Records from a collection:

# # # #

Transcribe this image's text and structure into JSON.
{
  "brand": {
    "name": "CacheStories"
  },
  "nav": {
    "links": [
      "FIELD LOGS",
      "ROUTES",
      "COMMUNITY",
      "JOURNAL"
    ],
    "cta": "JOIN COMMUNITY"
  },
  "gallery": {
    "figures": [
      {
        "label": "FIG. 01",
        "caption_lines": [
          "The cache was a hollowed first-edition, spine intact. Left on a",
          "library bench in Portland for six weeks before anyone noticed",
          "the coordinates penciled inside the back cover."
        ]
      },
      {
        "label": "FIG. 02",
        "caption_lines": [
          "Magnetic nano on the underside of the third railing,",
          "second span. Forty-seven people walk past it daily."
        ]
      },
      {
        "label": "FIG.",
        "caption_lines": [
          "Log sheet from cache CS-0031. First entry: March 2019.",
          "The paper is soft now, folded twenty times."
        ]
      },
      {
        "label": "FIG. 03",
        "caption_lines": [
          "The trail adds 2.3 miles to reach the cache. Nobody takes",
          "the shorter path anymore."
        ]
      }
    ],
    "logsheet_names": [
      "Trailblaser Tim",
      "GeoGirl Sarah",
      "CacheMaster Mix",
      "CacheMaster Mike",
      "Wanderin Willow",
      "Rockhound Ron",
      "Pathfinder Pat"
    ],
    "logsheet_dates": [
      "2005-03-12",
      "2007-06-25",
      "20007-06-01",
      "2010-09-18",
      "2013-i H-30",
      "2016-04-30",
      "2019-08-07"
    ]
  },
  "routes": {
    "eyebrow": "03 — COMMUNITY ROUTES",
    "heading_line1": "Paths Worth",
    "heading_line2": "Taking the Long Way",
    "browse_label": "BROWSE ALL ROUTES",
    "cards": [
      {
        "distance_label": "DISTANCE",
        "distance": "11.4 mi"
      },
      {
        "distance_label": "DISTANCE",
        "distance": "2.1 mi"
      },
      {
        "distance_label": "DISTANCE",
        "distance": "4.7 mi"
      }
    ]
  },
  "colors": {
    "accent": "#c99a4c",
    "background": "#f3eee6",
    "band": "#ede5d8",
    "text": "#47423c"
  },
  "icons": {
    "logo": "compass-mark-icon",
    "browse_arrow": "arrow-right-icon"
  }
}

# # # #

**EXERCISE:** Copy out all of the records above with nothing altered.

**WORKED ANSWER:**
Transcribe this image's text and structure into JSON.
{
  "brand": {
    "name": "CacheStories"
  },
  "nav": {
    "links": [
      "FIELD LOGS",
      "ROUTES",
      "COMMUNITY",
      "JOURNAL"
    ],
    "cta": "JOIN COMMUNITY"
  },
  "gallery": {
    "figures": [
      {
        "label": "FIG. 01",
        "caption_lines": [
          "The cache was a hollowed first-edition, spine intact. Left on a",
          "library bench in Portland for six weeks before anyone noticed",
          "the coordinates penciled inside the back cover."
        ]
      },
      {
        "label": "FIG. 02",
        "caption_lines": [
          "Magnetic nano on the underside of the third railing,",
          "second span. Forty-seven people walk past it daily."
        ]
      },
      {
        "label": "FIG.",
        "caption_lines": [
          "Log sheet from cache CS-0031. First entry: March 2019.",
          "The paper is soft now, folded twenty times."
        ]
      },
      {
        "label": "FIG. 03",
        "caption_lines": [
          "The trail adds 2.3 miles to reach the cache. Nobody takes",
          "the shorter path anymore."
        ]
      }
    ],
    "logsheet_names": [
      "Trailblaser Tim",
      "GeoGirl Sarah",
      "CacheMaster Mix",
      "CacheMaster Mike",
      "Wanderin Willow",
      "Rockhound Ron",
      "Pathfinder Pat"
    ],
    "logsheet_dates": [
      "2005-03-12",
      "2007-06-25",
      "20007-06-01",
      "2010-09-18",
      "2013-i H-30",
      "2016-04-30",
      "2019-08-07"
    ]
  },
  "routes": {
    "eyebrow": "03 — COMMUNITY ROUTES",
    "heading_line1": "Paths Worth",
    "heading_line2": "Taking the Long Way",
    "browse_label": "BROWSE ALL ROUTES",
    "cards": [
      {
        "distance_label": "DISTANCE",
        "distance": "11.4 mi"
      },
      {
        "distance_label": "DISTANCE",
        "distance": "2.1 mi"
      },
      {
        "distance_label": "DISTANCE",
        "distance": "4.7 mi"
      }
    ]
  },
  "colors": {
    "accent": "#c99a4c",
    "background": "#f3eee6",
    "band": "#ede5d8",
    "text": "#47423c"
  },
  "icons": {
    "logo": "compass-mark-icon",
    "browse_arrow": "arrow-right-icon"
  }
}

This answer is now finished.